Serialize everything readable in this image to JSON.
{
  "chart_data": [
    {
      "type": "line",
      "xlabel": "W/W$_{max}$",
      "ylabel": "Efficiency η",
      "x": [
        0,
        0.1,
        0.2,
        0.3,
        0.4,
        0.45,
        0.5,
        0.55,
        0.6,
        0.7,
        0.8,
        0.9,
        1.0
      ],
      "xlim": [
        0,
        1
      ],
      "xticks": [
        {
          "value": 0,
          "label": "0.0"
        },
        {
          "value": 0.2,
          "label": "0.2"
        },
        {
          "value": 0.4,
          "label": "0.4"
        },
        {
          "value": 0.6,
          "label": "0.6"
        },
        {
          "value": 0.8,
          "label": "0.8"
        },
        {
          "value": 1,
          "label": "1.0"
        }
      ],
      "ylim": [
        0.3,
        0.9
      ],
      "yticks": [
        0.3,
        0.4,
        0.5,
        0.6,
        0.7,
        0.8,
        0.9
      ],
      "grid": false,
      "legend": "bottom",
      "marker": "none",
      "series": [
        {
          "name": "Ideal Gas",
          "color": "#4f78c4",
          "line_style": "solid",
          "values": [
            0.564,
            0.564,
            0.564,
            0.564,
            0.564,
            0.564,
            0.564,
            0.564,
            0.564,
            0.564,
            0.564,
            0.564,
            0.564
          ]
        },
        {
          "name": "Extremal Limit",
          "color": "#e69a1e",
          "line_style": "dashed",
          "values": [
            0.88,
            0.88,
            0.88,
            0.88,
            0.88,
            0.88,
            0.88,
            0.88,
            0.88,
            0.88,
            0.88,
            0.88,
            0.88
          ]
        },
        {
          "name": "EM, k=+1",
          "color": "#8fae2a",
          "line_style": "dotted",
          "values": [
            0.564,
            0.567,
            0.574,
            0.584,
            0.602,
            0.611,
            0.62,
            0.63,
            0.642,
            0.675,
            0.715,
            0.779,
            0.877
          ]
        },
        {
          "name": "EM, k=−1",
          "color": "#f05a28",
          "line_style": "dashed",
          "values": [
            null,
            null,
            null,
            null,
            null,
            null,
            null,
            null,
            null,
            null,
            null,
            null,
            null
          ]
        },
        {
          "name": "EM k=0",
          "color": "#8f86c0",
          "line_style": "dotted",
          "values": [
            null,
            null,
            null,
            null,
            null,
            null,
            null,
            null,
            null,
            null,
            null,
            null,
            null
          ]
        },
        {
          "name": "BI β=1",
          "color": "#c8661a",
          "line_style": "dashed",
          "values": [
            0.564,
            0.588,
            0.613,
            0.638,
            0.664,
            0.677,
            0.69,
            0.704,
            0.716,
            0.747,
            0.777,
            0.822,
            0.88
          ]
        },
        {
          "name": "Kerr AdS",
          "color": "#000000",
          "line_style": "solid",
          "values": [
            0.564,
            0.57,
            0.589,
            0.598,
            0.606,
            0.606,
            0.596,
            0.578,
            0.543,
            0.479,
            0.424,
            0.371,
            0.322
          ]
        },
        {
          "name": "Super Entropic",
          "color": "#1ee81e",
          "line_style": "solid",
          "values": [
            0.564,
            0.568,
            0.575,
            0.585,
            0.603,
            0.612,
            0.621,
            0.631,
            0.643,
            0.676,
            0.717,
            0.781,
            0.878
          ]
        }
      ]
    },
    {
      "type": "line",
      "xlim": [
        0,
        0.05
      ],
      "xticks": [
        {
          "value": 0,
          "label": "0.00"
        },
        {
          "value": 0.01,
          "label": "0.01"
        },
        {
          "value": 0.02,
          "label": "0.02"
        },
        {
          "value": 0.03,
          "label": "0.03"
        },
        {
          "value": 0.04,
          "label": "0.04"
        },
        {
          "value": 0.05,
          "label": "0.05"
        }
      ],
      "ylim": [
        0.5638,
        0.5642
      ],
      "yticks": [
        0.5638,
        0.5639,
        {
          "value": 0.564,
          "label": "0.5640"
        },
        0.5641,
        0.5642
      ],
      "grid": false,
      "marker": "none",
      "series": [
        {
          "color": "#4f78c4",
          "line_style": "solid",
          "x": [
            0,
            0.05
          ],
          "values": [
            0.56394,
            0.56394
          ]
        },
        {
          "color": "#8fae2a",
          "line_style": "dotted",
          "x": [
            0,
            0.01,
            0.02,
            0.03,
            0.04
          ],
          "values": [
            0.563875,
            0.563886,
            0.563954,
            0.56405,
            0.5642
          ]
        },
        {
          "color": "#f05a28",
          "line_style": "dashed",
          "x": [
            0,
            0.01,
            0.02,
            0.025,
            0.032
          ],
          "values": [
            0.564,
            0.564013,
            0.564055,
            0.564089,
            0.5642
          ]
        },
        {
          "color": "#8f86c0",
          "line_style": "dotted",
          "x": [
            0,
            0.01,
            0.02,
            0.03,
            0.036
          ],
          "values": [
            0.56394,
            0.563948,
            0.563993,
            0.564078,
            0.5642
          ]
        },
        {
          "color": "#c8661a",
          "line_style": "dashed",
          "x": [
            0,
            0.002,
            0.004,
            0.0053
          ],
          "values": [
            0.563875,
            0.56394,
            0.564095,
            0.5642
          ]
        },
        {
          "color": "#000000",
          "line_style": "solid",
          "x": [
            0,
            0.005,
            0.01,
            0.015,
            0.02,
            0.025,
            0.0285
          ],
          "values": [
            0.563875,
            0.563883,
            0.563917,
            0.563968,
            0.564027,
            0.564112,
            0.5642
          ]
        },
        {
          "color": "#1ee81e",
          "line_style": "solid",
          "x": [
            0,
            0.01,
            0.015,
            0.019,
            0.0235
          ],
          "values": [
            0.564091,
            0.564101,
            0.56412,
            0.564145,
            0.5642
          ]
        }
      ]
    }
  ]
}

* _INSTRUCTIONS TO FOLLOW_
Write out all of the records once more, exactly.

* _THE COMPLETED TASK_
Serialize everything readable in this image to JSON.
{
  "chart_data": [
    {
      "type": "line",
      "xlabel": "W/W$_{max}$",
      "ylabel": "Efficiency η",
      "x": [
        0,
        0.1,
        0.2,
        0.3,
        0.4,
        0.45,
        0.5,
        0.55,
        0.6,
        0.7,
        0.8,
        0.9,
        1.0
      ],
      "xlim": [
        0,
        1
      ],
      "xticks": [
        {
          "value": 0,
          "label": "0.0"
        },
        {
          "value": 0.2,
          "label": "0.2"
        },
        {
          "value": 0.4,
          "label": "0.4"
        },
        {
          "value": 0.6,
          "label": "0.6"
        },
        {
          "value": 0.8,
          "label": "0.8"
        },
        {
          "value": 1,
          "label": "1.0"
        }
      ],
      "ylim": [
        0.3,
        0.9
      ],
      "yticks": [
        0.3,
        0.4,
        0.5,
        0.6,
        0.7,
        0.8,
        0.9
      ],
      "grid": false,
      "legend": "bottom",
      "marker": "none",
      "series": [
        {
          "name": "Ideal Gas",
          "color": "#4f78c4",
          "line_style": "solid",
          "values": [
            0.564,
            0.564,
            0.564,
            0.564,
            0.564,
            0.564,
            0.564,
            0.564,
            0.564,
            0.564,
            0.564,
            0.564,
            0.564
          ]
        },
        {
          "name": "Extremal Limit",
          "color": "#e69a1e",
          "line_style": "dashed",
          "values": [
            0.88,
            0.88,
            0.88,
            0.88,
            0.88,
            0.88,
            0.88,
            0.88,
            0.88,
            0.88,
            0.88,
            0.88,
            0.88
          ]
        },
        {
          "name": "EM, k=+1",
          "color": "#8fae2a",
          "line_style": "dotted",
          "values": [
            0.564,
            0.567,
            0.574,
            0.584,
            0.602,
            0.611,
            0.62,
            0.63,
            0.642,
            0.675,
            0.715,
            0.779,
            0.877
          ]
        },
        {
          "name": "EM, k=−1",
          "color": "#f05a28",
          "line_style": "dashed",
          "values": [
            null,
            null,
            null,
            null,
            null,
            null,
            null,
            null,
            null,
            null,
            null,
            null,
            null
          ]
        },
        {
          "name": "EM k=0",
          "color": "#8f86c0",
          "line_style": "dotted",
          "values": [
            null,
            null,
            null,
            null,
            null,
            null,
            null,
            null,
            null,
            null,
            null,
            null,
            null
          ]
        },
        {
          "name": "BI β=1",
          "color": "#c8661a",
          "line_style": "dashed",
          "values": [
            0.564,
            0.588,
            0.613,
            0.638,
            0.664,
            0.677,
            0.69,
            0.704,
            0.716,
            0.747,
            0.777,
            0.822,
            0.88
          ]
        },
        {
          "name": "Kerr AdS",
          "color": "#000000",
          "line_style": "solid",
          "values": [
            0.564,
            0.57,
            0.589,
            0.598,
            0.606,
            0.606,
            0.596,
            0.578,
            0.543,
            0.479,
            0.424,
            0.371,
            0.322
          ]
        },
        {
          "name": "Super Entropic",
          "color": "#1ee81e",
          "line_style": "solid",
          "values": [
            0.564,
            0.568,
            0.575,
            0.585,
            0.603,
            0.612,
            0.621,
            0.631,
            0.643,
            0.676,
            0.717,
            0.781,
            0.878
          ]
        }
      ]
    },
    {
      "type": "line",
      "xlim": [
        0,
        0.05
      ],
      "xticks": [
        {
          "value": 0,
          "label": "0.00"
        },
        {
          "value": 0.01,
          "label": "0.01"
        },
        {
          "value": 0.02,
          "label": "0.02"
        },
        {
          "value": 0.03,
          "label": "0.03"
        },
        {
          "value": 0.04,
          "label": "0.04"
        },
        {
          "value": 0.05,
          "label": "0.05"
        }
      ],
      "ylim": [
        0.5638,
        0.5642
      ],
      "yticks": [
        0.5638,
        0.5639,
        {
          "value": 0.564,
          "label": "0.5640"
        },
        0.5641,
        0.5642
      ],
      "grid": false,
      "marker": "none",
      "series": [
        {
          "color": "#4f78c4",
          "line_style": "solid",
          "x": [
            0,
            0.05
          ],
          "values": [
            0.56394,
            0.56394
          ]
        },
        {
          "color": "#8fae2a",
          "line_style": "dotted",
          "x": [
            0,
            0.01,
            0.02,
            0.03,
            0.04
          ],
          "values": [
            0.563875,
            0.563886,
            0.563954,
            0.56405,
            0.5642
          ]
        },
        {
          "color": "#f05a28",
          "line_style": "dashed",
          "x": [
            0,
            0.01,
            0.02,
            0.025,
            0.032
          ],
          "values": [
            0.564,
            0.564013,
            0.564055,
            0.564089,
            0.5642
          ]
        },
        {
          "color": "#8f86c0",
          "line_style": "dotted",
          "x": [
            0,
            0.01,
            0.02,
            0.03,
            0.036
          ],
          "values": [
            0.56394,
            0.563948,
            0.563993,
            0.564078,
            0.5642
          ]
        },
        {
          "color": "#c8661a",
          "line_style": "dashed",
          "x": [
            0,
            0.002,
            0.004,
            0.0053
          ],
          "values": [
            0.563875,
            0.56394,
            0.564095,
            0.5642
          ]
        },
        {
          "color": "#000000",
          "line_style": "solid",
          "x": [
            0,
            0.005,
            0.01,
            0.015,
            0.02,
            0.025,
            0.0285
          ],
          "values": [
            0.563875,
            0.563883,
            0.563917,
            0.563968,
            0.564027,
            0.564112,
            0.5642
          ]
        },
        {
          "color": "#1ee81e",
          "line_style": "solid",
          "x": [
            0,
            0.01,
            0.015,
            0.019,
            0.0235
          ],
          "values": [
            0.564091,
            0.564101,
            0.56412,
            0.564145,
            0.5642
          ]
        }
      ]
    }
  ]
}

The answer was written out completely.